DATA TO PROCESS>
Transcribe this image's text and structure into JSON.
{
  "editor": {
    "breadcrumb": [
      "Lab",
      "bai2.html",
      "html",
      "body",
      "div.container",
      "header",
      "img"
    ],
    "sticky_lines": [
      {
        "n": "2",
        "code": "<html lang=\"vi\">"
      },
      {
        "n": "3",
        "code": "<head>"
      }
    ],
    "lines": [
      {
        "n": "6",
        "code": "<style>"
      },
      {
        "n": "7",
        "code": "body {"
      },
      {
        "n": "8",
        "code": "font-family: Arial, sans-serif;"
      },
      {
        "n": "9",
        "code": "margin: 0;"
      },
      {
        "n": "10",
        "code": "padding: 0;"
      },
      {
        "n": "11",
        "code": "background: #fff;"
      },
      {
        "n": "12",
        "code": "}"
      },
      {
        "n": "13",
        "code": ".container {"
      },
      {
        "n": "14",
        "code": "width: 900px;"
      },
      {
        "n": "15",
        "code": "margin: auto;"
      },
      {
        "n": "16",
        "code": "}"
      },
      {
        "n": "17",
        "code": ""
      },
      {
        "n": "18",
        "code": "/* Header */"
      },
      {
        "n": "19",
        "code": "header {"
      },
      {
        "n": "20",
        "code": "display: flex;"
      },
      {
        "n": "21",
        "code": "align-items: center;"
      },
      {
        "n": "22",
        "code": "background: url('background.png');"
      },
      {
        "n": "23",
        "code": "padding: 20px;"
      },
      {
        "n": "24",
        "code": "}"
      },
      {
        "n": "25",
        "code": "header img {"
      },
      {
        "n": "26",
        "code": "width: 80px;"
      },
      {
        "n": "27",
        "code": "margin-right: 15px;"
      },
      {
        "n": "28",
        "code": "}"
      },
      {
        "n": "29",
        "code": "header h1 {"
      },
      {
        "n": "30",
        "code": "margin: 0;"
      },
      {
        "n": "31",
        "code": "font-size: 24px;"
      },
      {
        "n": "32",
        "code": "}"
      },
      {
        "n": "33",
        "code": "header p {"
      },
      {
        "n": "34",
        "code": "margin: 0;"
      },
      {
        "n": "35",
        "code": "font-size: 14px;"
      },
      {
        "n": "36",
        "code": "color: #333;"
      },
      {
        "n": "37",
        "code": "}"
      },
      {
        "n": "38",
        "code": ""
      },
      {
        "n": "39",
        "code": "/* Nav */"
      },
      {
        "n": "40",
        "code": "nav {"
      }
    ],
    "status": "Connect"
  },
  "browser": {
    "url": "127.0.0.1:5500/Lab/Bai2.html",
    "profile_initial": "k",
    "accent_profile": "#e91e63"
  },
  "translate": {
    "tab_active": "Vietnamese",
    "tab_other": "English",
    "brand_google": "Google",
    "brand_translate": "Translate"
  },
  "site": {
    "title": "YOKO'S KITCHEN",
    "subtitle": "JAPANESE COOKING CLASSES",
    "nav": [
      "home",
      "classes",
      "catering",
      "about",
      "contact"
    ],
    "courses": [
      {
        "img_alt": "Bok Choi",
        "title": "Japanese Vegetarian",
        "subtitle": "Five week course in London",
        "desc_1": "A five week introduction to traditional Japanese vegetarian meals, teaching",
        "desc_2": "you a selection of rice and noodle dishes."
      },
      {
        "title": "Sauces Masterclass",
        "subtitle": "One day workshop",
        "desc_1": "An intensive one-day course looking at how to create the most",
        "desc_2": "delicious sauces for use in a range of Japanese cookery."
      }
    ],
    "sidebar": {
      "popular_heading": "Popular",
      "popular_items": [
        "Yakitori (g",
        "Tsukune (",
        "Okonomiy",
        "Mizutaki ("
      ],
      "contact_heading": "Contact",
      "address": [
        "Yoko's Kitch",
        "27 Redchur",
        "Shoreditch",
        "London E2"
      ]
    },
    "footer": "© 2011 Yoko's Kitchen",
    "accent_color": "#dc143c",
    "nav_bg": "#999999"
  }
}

WHAT NEEDS TO BE DONE>
Each line of the listing above should be output exactly.

WRITTEN ANSWER>
Transcribe this image's text and structure into JSON.
{
  "editor": {
    "breadcrumb": [
      "Lab",
      "bai2.html",
      "html",
      "body",
      "div.container",
      "header",
      "img"
    ],
    "sticky_lines": [
      {
        "n": "2",
        "code": "<html lang=\"vi\">"
      },
      {
        "n": "3",
        "code": "<head>"
      }
    ],
    "lines": [
      {
        "n": "6",
        "code": "<style>"
      },
      {
        "n": "7",
        "code": "body {"
      },
      {
        "n": "8",
        "code": "font-family: Arial, sans-serif;"
      },
      {
        "n": "9",
        "code": "margin: 0;"
      },
      {
        "n": "10",
        "code": "padding: 0;"
      },
      {
        "n": "11",
        "code": "background: #fff;"
      },
      {
        "n": "12",
        "code": "}"
      },
      {
        "n": "13",
        "code": ".container {"
      },
      {
        "n": "14",
        "code": "width: 900px;"
      },
      {
        "n": "15",
        "code": "margin: auto;"
      },
      {
        "n": "16",
        "code": "}"
      },
      {
        "n": "17",
        "code": ""
      },
      {
        "n": "18",
        "code": "/* Header */"
      },
      {
        "n": "19",
        "code": "header {"
      },
      {
        "n": "20",
        "code": "display: flex;"
      },
      {
        "n": "21",
        "code": "align-items: center;"
      },
      {
        "n": "22",
        "code": "background: url('background.png');"
      },
      {
        "n": "23",
        "code": "padding: 20px;"
      },
      {
        "n": "24",
        "code": "}"
      },
      {
        "n": "25",
        "code": "header img {"
      },
      {
        "n": "26",
        "code": "width: 80px;"
      },
      {
        "n": "27",
        "code": "margin-right: 15px;"
      },
      {
        "n": "28",
        "code": "}"
      },
      {
        "n": "29",
        "code": "header h1 {"
      },
      {
        "n": "30",
        "code": "margin: 0;"
      },
      {
        "n": "31",
        "code": "font-size: 24px;"
      },
      {
        "n": "32",
        "code": "}"
      },
      {
        "n": "33",
        "code": "header p {"
      },
      {
        "n": "34",
        "code": "margin: 0;"
      },
      {
        "n": "35",
        "code": "font-size: 14px;"
      },
      {
        "n": "36",
        "code": "color: #333;"
      },
      {
        "n": "37",
        "code": "}"
      },
      {
        "n": "38",
        "code": ""
      },
      {
        "n": "39",
        "code": "/* Nav */"
      },
      {
        "n": "40",
        "code": "nav {"
      }
    ],
    "status": "Connect"
  },
  "browser": {
    "url": "127.0.0.1:5500/Lab/Bai2.html",
    "profile_initial": "k",
    "accent_profile": "#e91e63"
  },
  "translate": {
    "tab_active": "Vietnamese",
    "tab_other": "English",
    "brand_google": "Google",
    "brand_translate": "Translate"
  },
  "site": {
    "title": "YOKO'S KITCHEN",
    "subtitle": "JAPANESE COOKING CLASSES",
    "nav": [
      "home",
      "classes",
      "catering",
      "about",
      "contact"
    ],
    "courses": [
      {
        "img_alt": "Bok Choi",
        "title": "Japanese Vegetarian",
        "subtitle": "Five week course in London",
        "desc_1": "A five week introduction to traditional Japanese vegetarian meals, teaching",
        "desc_2": "you a selection of rice and noodle dishes."
      },
      {
        "title": "Sauces Masterclass",
        "subtitle": "One day workshop",
        "desc_1": "An intensive one-day course looking at how to create the most",
        "desc_2": "delicious sauces for use in a range of Japanese cookery."
      }
    ],
    "sidebar": {
      "popular_heading": "Popular",
      "popular_items": [
        "Yakitori (g",
        "Tsukune (",
        "Okonomiy",
        "Mizutaki ("
      ],
      "contact_heading": "Contact",
      "address": [
        "Yoko's Kitch",
        "27 Redchur",
        "Shoreditch",
        "London E2"
      ]
    },
    "footer": "© 2011 Yoko's Kitchen",
    "accent_color": "#dc143c",
    "nav_bg": "#999999"
  }
}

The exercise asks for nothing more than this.